#### Written exercise
Copy out the whole listing exactly as written, leaving the pictures behind.

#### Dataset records
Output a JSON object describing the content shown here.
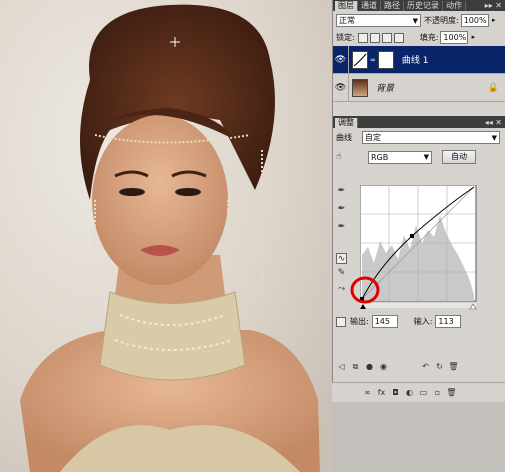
{
  "layers_panel": {
    "tabs": [
      "图层",
      "通道",
      "路径",
      "历史记录",
      "动作"
    ],
    "tab_controls": "▸▸ ✕",
    "blend_mode": "正常",
    "opacity_label": "不透明度:",
    "opacity_value": "100%",
    "lock_label": "锁定:",
    "fill_label": "填充:",
    "fill_value": "100%",
    "layers": [
      {
        "name": "曲线 1",
        "visible": true,
        "selected": true
      },
      {
        "name": "背景",
        "visible": true,
        "selected": false,
        "locked": true
      }
    ]
  },
  "adjust_panel": {
    "title": "调整",
    "title_controls": "◂◂ ✕",
    "curves_label": "曲线",
    "preset": "自定",
    "channel": "RGB",
    "auto_label": "自动",
    "output_label": "输出:",
    "output_value": "145",
    "input_label": "输入:",
    "input_value": "113"
  },
  "colors": {
    "selection": "#0a246a",
    "panel_bg": "#d6d3ce",
    "annotation_circle": "#e00000"
  }
}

#### Solution for this task
Output a JSON object describing the content shown here.
{
  "layers_panel": {
    "tabs": [
      "图层",
      "通道",
      "路径",
      "历史记录",
      "动作"
    ],
    "tab_controls": "▸▸ ✕",
    "blend_mode": "正常",
    "opacity_label": "不透明度:",
    "opacity_value": "100%",
    "lock_label": "锁定:",
    "fill_label": "填充:",
    "fill_value": "100%",
    "layers": [
      {
        "name": "曲线 1",
        "visible": true,
        "selected": true
      },
      {
        "name": "背景",
        "visible": true,
        "selected": false,
        "locked": true
      }
    ]
  },
  "adjust_panel": {
    "title": "调整",
    "title_controls": "◂◂ ✕",
    "curves_label": "曲线",
    "preset": "自定",
    "channel": "RGB",
    "auto_label": "自动",
    "output_label": "输出:",
    "output_value": "145",
    "input_label": "输入:",
    "input_value": "113"
  },
  "colors": {
    "selection": "#0a246a",
    "panel_bg": "#d6d3ce",
    "annotation_circle": "#e00000"
  }
}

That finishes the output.